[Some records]
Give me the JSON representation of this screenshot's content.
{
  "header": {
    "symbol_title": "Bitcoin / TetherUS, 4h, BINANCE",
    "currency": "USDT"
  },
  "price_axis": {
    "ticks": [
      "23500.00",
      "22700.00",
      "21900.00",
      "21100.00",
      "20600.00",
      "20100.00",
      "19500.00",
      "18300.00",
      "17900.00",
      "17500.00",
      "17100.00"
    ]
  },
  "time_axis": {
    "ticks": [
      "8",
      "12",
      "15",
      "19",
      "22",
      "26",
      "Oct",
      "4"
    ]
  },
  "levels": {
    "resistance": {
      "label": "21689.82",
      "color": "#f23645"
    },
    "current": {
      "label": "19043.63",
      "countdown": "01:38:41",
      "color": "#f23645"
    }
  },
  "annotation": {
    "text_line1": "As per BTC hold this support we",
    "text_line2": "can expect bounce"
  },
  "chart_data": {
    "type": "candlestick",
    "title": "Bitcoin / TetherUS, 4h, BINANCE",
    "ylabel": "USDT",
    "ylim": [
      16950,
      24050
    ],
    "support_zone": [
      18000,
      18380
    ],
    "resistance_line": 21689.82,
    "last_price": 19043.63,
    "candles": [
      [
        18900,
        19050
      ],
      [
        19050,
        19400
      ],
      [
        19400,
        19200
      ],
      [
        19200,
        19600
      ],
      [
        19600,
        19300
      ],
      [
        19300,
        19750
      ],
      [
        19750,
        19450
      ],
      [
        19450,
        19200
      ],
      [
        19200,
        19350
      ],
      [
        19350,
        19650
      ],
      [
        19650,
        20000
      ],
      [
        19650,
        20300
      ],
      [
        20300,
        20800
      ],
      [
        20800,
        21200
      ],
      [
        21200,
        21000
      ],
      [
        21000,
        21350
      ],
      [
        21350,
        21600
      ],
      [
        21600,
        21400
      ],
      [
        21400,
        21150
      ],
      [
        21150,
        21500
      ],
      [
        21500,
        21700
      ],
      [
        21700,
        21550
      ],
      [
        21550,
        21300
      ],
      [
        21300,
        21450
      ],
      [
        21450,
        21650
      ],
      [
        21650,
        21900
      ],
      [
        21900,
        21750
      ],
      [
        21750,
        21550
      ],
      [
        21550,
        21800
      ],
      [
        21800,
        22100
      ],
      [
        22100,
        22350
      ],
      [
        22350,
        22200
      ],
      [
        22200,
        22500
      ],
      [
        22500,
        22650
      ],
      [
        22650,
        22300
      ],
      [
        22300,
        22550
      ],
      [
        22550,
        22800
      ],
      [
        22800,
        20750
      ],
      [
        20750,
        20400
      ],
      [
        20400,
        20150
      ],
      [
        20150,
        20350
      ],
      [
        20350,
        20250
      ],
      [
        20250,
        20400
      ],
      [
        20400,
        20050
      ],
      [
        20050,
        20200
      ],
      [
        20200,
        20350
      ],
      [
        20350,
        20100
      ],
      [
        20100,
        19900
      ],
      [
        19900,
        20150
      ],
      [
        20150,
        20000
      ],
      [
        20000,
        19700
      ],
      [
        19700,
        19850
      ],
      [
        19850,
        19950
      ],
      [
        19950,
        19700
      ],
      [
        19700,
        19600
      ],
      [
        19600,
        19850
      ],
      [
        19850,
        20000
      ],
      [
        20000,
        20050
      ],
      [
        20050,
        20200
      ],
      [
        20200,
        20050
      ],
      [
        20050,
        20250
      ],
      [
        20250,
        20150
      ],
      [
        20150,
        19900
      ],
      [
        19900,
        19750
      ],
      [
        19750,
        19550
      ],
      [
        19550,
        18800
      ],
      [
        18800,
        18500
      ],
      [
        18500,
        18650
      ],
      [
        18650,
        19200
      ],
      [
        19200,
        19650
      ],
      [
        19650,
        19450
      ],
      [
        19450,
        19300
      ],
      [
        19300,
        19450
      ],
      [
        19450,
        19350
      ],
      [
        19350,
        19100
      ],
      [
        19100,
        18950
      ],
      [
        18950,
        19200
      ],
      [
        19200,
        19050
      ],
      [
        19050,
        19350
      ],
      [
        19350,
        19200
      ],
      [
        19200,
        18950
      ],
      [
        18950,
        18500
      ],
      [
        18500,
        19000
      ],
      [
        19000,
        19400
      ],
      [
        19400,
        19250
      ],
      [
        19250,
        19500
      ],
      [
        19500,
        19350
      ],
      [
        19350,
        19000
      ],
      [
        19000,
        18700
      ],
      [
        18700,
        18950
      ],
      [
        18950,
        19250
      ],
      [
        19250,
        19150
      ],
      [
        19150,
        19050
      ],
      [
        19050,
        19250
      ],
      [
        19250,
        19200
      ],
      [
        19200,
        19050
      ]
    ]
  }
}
---
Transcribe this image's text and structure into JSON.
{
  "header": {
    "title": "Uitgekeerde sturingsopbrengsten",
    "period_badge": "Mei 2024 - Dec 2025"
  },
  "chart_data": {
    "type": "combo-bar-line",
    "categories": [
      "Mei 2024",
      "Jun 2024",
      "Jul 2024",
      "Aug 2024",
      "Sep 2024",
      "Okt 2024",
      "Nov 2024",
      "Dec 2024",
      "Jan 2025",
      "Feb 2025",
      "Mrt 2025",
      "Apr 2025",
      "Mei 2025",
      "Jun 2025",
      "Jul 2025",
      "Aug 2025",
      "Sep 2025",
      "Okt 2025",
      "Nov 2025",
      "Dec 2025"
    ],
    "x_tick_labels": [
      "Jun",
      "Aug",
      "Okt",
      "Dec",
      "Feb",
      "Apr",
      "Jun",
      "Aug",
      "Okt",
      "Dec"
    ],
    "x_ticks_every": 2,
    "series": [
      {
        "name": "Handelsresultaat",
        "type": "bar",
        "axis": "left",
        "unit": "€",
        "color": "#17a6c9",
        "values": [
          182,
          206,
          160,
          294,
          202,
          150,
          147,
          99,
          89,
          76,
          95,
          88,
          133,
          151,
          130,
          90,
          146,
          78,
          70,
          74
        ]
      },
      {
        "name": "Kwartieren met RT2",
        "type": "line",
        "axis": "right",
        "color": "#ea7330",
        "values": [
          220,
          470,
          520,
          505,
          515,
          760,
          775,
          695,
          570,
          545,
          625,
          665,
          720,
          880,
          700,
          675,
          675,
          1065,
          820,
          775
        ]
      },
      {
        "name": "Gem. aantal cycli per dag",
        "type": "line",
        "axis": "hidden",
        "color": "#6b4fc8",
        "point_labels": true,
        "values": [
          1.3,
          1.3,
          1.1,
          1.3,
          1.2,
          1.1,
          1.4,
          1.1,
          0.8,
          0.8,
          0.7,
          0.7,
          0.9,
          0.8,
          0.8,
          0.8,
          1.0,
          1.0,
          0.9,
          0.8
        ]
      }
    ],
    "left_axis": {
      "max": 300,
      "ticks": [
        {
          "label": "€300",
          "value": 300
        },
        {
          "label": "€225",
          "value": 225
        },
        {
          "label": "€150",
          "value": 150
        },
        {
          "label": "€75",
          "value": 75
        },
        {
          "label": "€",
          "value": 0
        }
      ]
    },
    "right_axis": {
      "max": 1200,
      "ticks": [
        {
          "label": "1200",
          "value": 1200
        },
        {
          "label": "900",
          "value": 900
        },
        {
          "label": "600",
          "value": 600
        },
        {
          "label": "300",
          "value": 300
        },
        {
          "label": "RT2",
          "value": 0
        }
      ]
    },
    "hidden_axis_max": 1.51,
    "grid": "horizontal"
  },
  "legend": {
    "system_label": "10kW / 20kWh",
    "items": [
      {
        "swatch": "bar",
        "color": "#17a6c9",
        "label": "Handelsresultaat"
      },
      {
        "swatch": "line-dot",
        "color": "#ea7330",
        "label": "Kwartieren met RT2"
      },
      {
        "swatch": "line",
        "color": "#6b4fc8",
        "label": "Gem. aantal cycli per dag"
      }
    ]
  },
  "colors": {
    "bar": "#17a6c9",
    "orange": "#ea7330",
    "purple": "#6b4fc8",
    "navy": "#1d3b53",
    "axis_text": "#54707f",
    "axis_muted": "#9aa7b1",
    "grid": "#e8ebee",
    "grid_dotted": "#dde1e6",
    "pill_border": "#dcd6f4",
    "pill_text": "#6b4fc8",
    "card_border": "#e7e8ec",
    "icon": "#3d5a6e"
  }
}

TASK TO COMPLETE:
Go over the records above line by line and count those holding the word "cycli". Reply only with the number.

RESPONSE TO THE EXERCISE:
2